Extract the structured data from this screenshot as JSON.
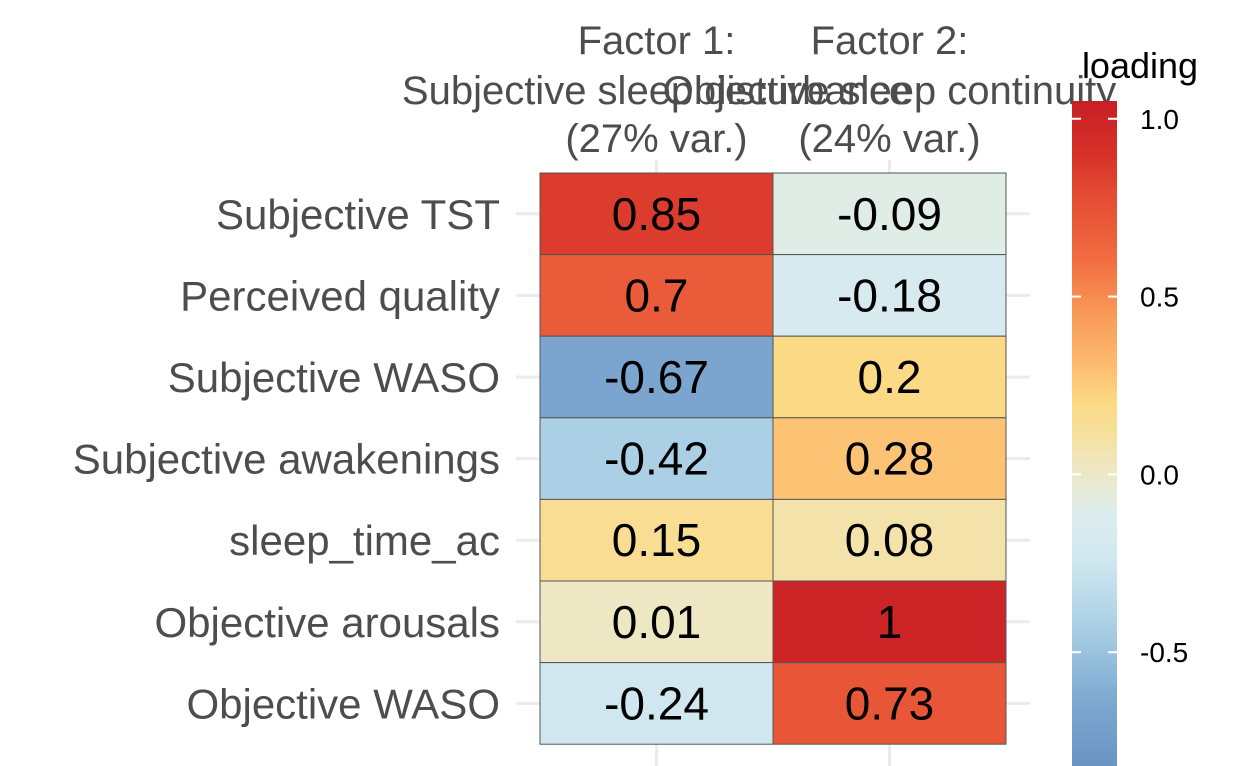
{
  "chart_data": {
    "type": "heatmap",
    "title": "",
    "columns": [
      {
        "line1": "Factor 1:",
        "line2": "Subjective sleep disturbance",
        "line3": "(27% var.)"
      },
      {
        "line1": "Factor 2:",
        "line2": "Objective sleep continuity",
        "line3": "(24% var.)"
      }
    ],
    "rows": [
      "Subjective TST",
      "Perceived quality",
      "Subjective WASO",
      "Subjective awakenings",
      "sleep_time_ac",
      "Objective arousals",
      "Objective WASO"
    ],
    "values": [
      [
        0.85,
        -0.09
      ],
      [
        0.7,
        -0.18
      ],
      [
        -0.67,
        0.2
      ],
      [
        -0.42,
        0.28
      ],
      [
        0.15,
        0.08
      ],
      [
        0.01,
        1
      ],
      [
        -0.24,
        0.73
      ]
    ],
    "cell_labels": [
      [
        "0.85",
        "-0.09"
      ],
      [
        "0.7",
        "-0.18"
      ],
      [
        "-0.67",
        "0.2"
      ],
      [
        "-0.42",
        "0.28"
      ],
      [
        "0.15",
        "0.08"
      ],
      [
        "0.01",
        "1"
      ],
      [
        "-0.24",
        "0.73"
      ]
    ],
    "color_scale": {
      "title": "loading",
      "palette": "RdYlBu (reversed)",
      "domain": [
        -0.82,
        1.05
      ],
      "breaks": [
        1.0,
        0.5,
        0.0,
        -0.5
      ],
      "break_labels": [
        "1.0",
        "0.5",
        "0.0",
        "-0.5"
      ],
      "stops": [
        {
          "v": -0.82,
          "c": "#6b93c4"
        },
        {
          "v": -0.62,
          "c": "#80abd2"
        },
        {
          "v": -0.45,
          "c": "#a5cce3"
        },
        {
          "v": -0.25,
          "c": "#cfe7ef"
        },
        {
          "v": -0.12,
          "c": "#dcedef"
        },
        {
          "v": -0.05,
          "c": "#e6ebd9"
        },
        {
          "v": 0.0,
          "c": "#ece8c6"
        },
        {
          "v": 0.05,
          "c": "#f1e6b8"
        },
        {
          "v": 0.12,
          "c": "#f6df9a"
        },
        {
          "v": 0.2,
          "c": "#fcd985"
        },
        {
          "v": 0.3,
          "c": "#fdbe70"
        },
        {
          "v": 0.45,
          "c": "#f99a58"
        },
        {
          "v": 0.6,
          "c": "#f26d41"
        },
        {
          "v": 0.78,
          "c": "#e44c33"
        },
        {
          "v": 0.9,
          "c": "#d73129"
        },
        {
          "v": 1.05,
          "c": "#c81e26"
        }
      ],
      "out_of_range_color": "#6d6d6d"
    },
    "legend_position": "right",
    "grid": true
  }
}
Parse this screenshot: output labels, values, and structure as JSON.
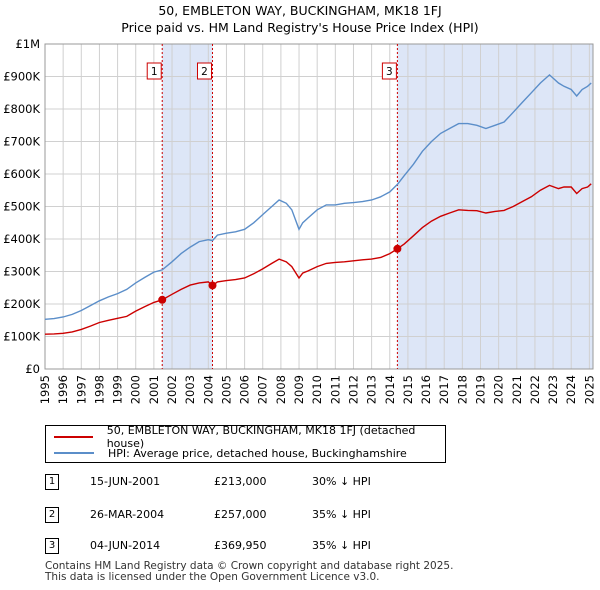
{
  "chart_data": {
    "type": "line",
    "title": "50, EMBLETON WAY, BUCKINGHAM, MK18 1FJ",
    "subtitle": "Price paid vs. HM Land Registry's House Price Index (HPI)",
    "xlim": [
      1995,
      2025.2
    ],
    "ylim": [
      0,
      1000000
    ],
    "y_ticks": [
      {
        "value": 0,
        "label": "£0"
      },
      {
        "value": 100000,
        "label": "£100K"
      },
      {
        "value": 200000,
        "label": "£200K"
      },
      {
        "value": 300000,
        "label": "£300K"
      },
      {
        "value": 400000,
        "label": "£400K"
      },
      {
        "value": 500000,
        "label": "£500K"
      },
      {
        "value": 600000,
        "label": "£600K"
      },
      {
        "value": 700000,
        "label": "£700K"
      },
      {
        "value": 800000,
        "label": "£800K"
      },
      {
        "value": 900000,
        "label": "£900K"
      },
      {
        "value": 1000000,
        "label": "£1M"
      }
    ],
    "x_ticks": [
      "1995",
      "1996",
      "1997",
      "1998",
      "1999",
      "2000",
      "2001",
      "2002",
      "2003",
      "2004",
      "2005",
      "2006",
      "2007",
      "2008",
      "2009",
      "2010",
      "2011",
      "2012",
      "2013",
      "2014",
      "2015",
      "2016",
      "2017",
      "2018",
      "2019",
      "2020",
      "2021",
      "2022",
      "2023",
      "2024",
      "2025"
    ],
    "grid": true,
    "series": [
      {
        "name": "50, EMBLETON WAY, BUCKINGHAM, MK18 1FJ (detached house)",
        "color": "#cc0000",
        "x": [
          1995.0,
          1995.5,
          1996.0,
          1996.5,
          1997.0,
          1997.5,
          1998.0,
          1998.5,
          1999.0,
          1999.5,
          2000.0,
          2000.5,
          2001.0,
          2001.46,
          2002.0,
          2002.5,
          2003.0,
          2003.5,
          2004.0,
          2004.23,
          2004.5,
          2005.0,
          2005.5,
          2006.0,
          2006.5,
          2007.0,
          2007.5,
          2007.9,
          2008.3,
          2008.6,
          2009.0,
          2009.2,
          2009.5,
          2010.0,
          2010.5,
          2011.0,
          2011.5,
          2012.0,
          2012.5,
          2013.0,
          2013.5,
          2014.0,
          2014.42,
          2014.8,
          2015.3,
          2015.8,
          2016.3,
          2016.8,
          2017.3,
          2017.8,
          2018.3,
          2018.8,
          2019.3,
          2019.8,
          2020.3,
          2020.8,
          2021.3,
          2021.8,
          2022.3,
          2022.8,
          2023.3,
          2023.6,
          2024.0,
          2024.3,
          2024.6,
          2024.9,
          2025.1
        ],
        "values": [
          107000,
          108000,
          110000,
          114000,
          122000,
          132000,
          143000,
          150000,
          156000,
          162000,
          178000,
          192000,
          205000,
          213000,
          230000,
          245000,
          258000,
          265000,
          268000,
          257000,
          268000,
          272000,
          275000,
          280000,
          293000,
          308000,
          325000,
          338000,
          330000,
          315000,
          280000,
          295000,
          302000,
          315000,
          325000,
          328000,
          330000,
          333000,
          336000,
          338000,
          343000,
          355000,
          369950,
          385000,
          410000,
          435000,
          455000,
          470000,
          480000,
          490000,
          488000,
          487000,
          480000,
          485000,
          488000,
          500000,
          515000,
          530000,
          550000,
          565000,
          555000,
          560000,
          560000,
          540000,
          555000,
          560000,
          570000
        ]
      },
      {
        "name": "HPI: Average price, detached house, Buckinghamshire",
        "color": "#5b8ec9",
        "x": [
          1995.0,
          1995.5,
          1996.0,
          1996.5,
          1997.0,
          1997.5,
          1998.0,
          1998.5,
          1999.0,
          1999.5,
          2000.0,
          2000.5,
          2001.0,
          2001.46,
          2002.0,
          2002.5,
          2003.0,
          2003.5,
          2004.0,
          2004.23,
          2004.5,
          2005.0,
          2005.5,
          2006.0,
          2006.5,
          2007.0,
          2007.5,
          2007.9,
          2008.3,
          2008.6,
          2009.0,
          2009.2,
          2009.5,
          2010.0,
          2010.5,
          2011.0,
          2011.5,
          2012.0,
          2012.5,
          2013.0,
          2013.5,
          2014.0,
          2014.42,
          2014.8,
          2015.3,
          2015.8,
          2016.3,
          2016.8,
          2017.3,
          2017.8,
          2018.3,
          2018.8,
          2019.3,
          2019.8,
          2020.3,
          2020.8,
          2021.3,
          2021.8,
          2022.3,
          2022.8,
          2023.3,
          2023.6,
          2024.0,
          2024.3,
          2024.6,
          2024.9,
          2025.1
        ],
        "values": [
          153000,
          155000,
          160000,
          168000,
          180000,
          195000,
          210000,
          222000,
          232000,
          245000,
          265000,
          282000,
          298000,
          305000,
          330000,
          355000,
          375000,
          392000,
          398000,
          395000,
          412000,
          418000,
          422000,
          430000,
          450000,
          475000,
          500000,
          520000,
          510000,
          490000,
          430000,
          450000,
          465000,
          490000,
          505000,
          505000,
          510000,
          512000,
          515000,
          520000,
          530000,
          545000,
          568000,
          595000,
          630000,
          670000,
          700000,
          725000,
          740000,
          755000,
          755000,
          750000,
          740000,
          750000,
          760000,
          790000,
          820000,
          850000,
          880000,
          905000,
          880000,
          870000,
          860000,
          840000,
          860000,
          870000,
          880000
        ]
      }
    ],
    "sales": [
      {
        "label": "1",
        "x": 2001.46,
        "value": 213000
      },
      {
        "label": "2",
        "x": 2004.23,
        "value": 257000
      },
      {
        "label": "3",
        "x": 2014.42,
        "value": 369950
      }
    ],
    "shaded_periods": [
      [
        2001.46,
        2004.23
      ],
      [
        2014.42,
        2025.2
      ]
    ]
  },
  "legend": {
    "property_label": "50, EMBLETON WAY, BUCKINGHAM, MK18 1FJ (detached house)",
    "hpi_label": "HPI: Average price, detached house, Buckinghamshire"
  },
  "transactions": [
    {
      "num": "1",
      "date": "15-JUN-2001",
      "price": "£213,000",
      "delta": "30% ↓ HPI"
    },
    {
      "num": "2",
      "date": "26-MAR-2004",
      "price": "£257,000",
      "delta": "35% ↓ HPI"
    },
    {
      "num": "3",
      "date": "04-JUN-2014",
      "price": "£369,950",
      "delta": "35% ↓ HPI"
    }
  ],
  "footer": {
    "line1": "Contains HM Land Registry data © Crown copyright and database right 2025.",
    "line2": "This data is licensed under the Open Government Licence v3.0."
  },
  "colors": {
    "property": "#cc0000",
    "hpi": "#5b8ec9",
    "shade": "#dde6f7",
    "grid": "#d0d0d0"
  }
}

Problem details
Search the data above for lines holding "Average" and copy each of them.

Solution to this task
        "name": "HPI: Average price, detached house, Buckinghamshire",
    "hpi_label": "HPI: Average price, detached house, Buckinghamshire"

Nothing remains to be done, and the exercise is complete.